Short task: Each entry below is to be written out exactly, and the pictures are to be left out.

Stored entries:
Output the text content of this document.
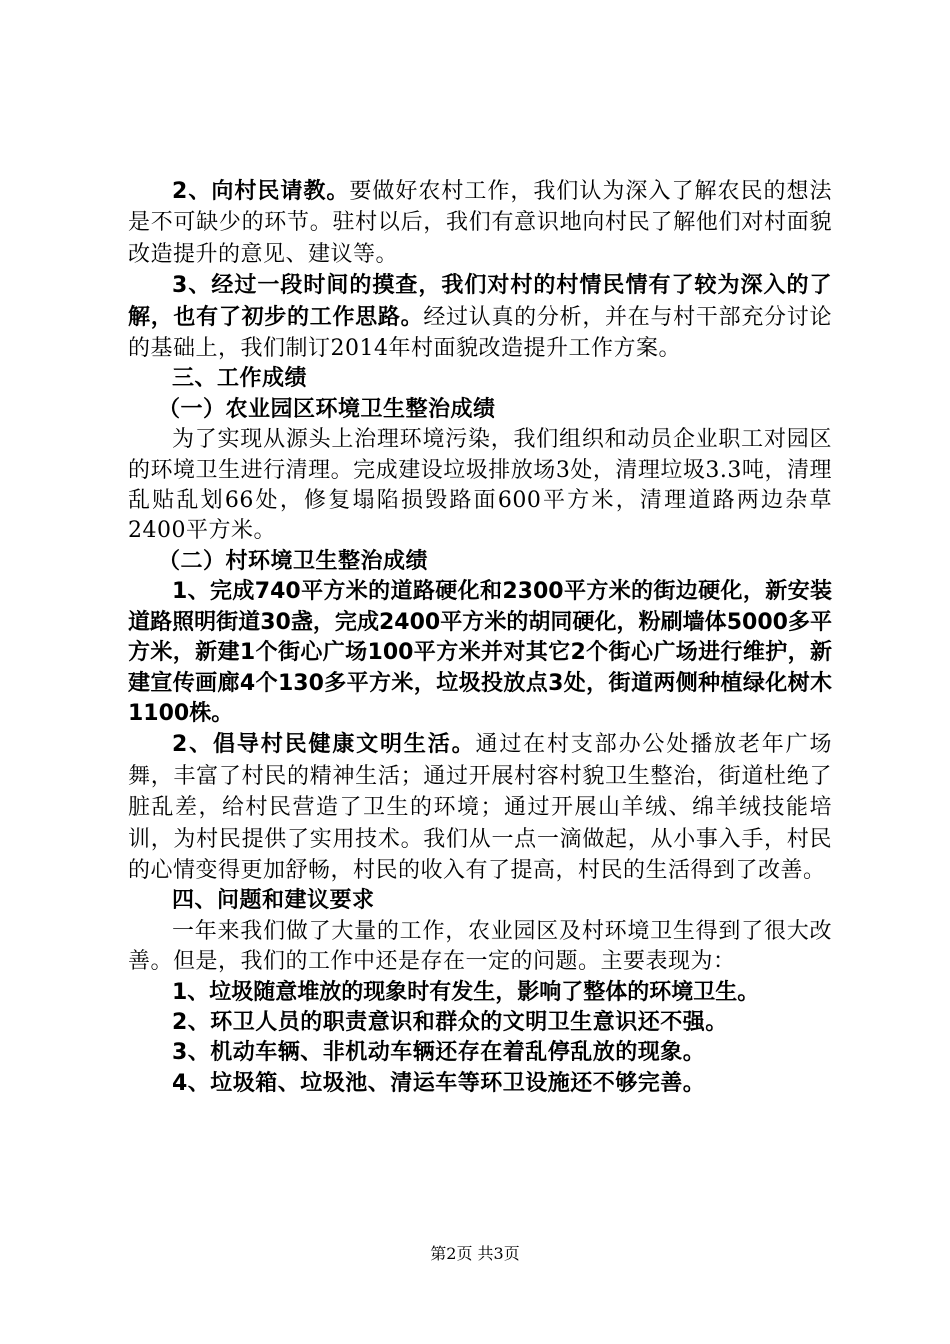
2、向村民请教。要做好农村工作，我们认为深入了解农民的想法是不可缺少的环节。驻村以后，我们有意识地向村民了解他们对村面貌改造提升的意见、建议等。

3、经过一段时间的摸查，我们对村的村情民情有了较为深入的了解，也有了初步的工作思路。经过认真的分析，并在与村干部充分讨论的基础上，我们制订2014年村面貌改造提升工作方案。

三、工作成绩

（一）农业园区环境卫生整治成绩

为了实现从源头上治理环境污染，我们组织和动员企业职工对园区的环境卫生进行清理。完成建设垃圾排放场3处，清理垃圾3.3吨，清理乱贴乱划66处，修复塌陷损毁路面600平方米，清理道路两边杂草2400平方米。

（二）村环境卫生整治成绩

1、完成740平方米的道路硬化和2300平方米的街边硬化，新安装道路照明街道30盏，完成2400平方米的胡同硬化，粉刷墙体5000多平方米，新建1个街心广场100平方米并对其它2个街心广场进行维护，新建宣传画廊4个130多平方米，垃圾投放点3处，街道两侧种植绿化树木1100株。

2、倡导村民健康文明生活。通过在村支部办公处播放老年广场舞，丰富了村民的精神生活；通过开展村容村貌卫生整治，街道杜绝了脏乱差，给村民营造了卫生的环境；通过开展山羊绒、绵羊绒技能培训，为村民提供了实用技术。我们从一点一滴做起，从小事入手，村民的心情变得更加舒畅，村民的收入有了提高，村民的生活得到了改善。

四、问题和建议要求

一年来我们做了大量的工作，农业园区及村环境卫生得到了很大改善。但是，我们的工作中还是存在一定的问题。主要表现为：

1、垃圾随意堆放的现象时有发生，影响了整体的环境卫生。

2、环卫人员的职责意识和群众的文明卫生意识还不强。

3、机动车辆、非机动车辆还存在着乱停乱放的现象。

4、垃圾箱、垃圾池、清运车等环卫设施还不够完善。

第2页 共3页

Final answer:
Output the text content of this document.
2、向村民请教。要做好农村工作，我们认为深入了解农民的想法是不可缺少的环节。驻村以后，我们有意识地向村民了解他们对村面貌改造提升的意见、建议等。

3、经过一段时间的摸查，我们对村的村情民情有了较为深入的了解，也有了初步的工作思路。经过认真的分析，并在与村干部充分讨论的基础上，我们制订2014年村面貌改造提升工作方案。

三、工作成绩

（一）农业园区环境卫生整治成绩

为了实现从源头上治理环境污染，我们组织和动员企业职工对园区的环境卫生进行清理。完成建设垃圾排放场3处，清理垃圾3.3吨，清理乱贴乱划66处，修复塌陷损毁路面600平方米，清理道路两边杂草2400平方米。

（二）村环境卫生整治成绩

1、完成740平方米的道路硬化和2300平方米的街边硬化，新安装道路照明街道30盏，完成2400平方米的胡同硬化，粉刷墙体5000多平方米，新建1个街心广场100平方米并对其它2个街心广场进行维护，新建宣传画廊4个130多平方米，垃圾投放点3处，街道两侧种植绿化树木1100株。

2、倡导村民健康文明生活。通过在村支部办公处播放老年广场舞，丰富了村民的精神生活；通过开展村容村貌卫生整治，街道杜绝了脏乱差，给村民营造了卫生的环境；通过开展山羊绒、绵羊绒技能培训，为村民提供了实用技术。我们从一点一滴做起，从小事入手，村民的心情变得更加舒畅，村民的收入有了提高，村民的生活得到了改善。

四、问题和建议要求

一年来我们做了大量的工作，农业园区及村环境卫生得到了很大改善。但是，我们的工作中还是存在一定的问题。主要表现为：

1、垃圾随意堆放的现象时有发生，影响了整体的环境卫生。

2、环卫人员的职责意识和群众的文明卫生意识还不强。

3、机动车辆、非机动车辆还存在着乱停乱放的现象。

4、垃圾箱、垃圾池、清运车等环卫设施还不够完善。

第2页 共3页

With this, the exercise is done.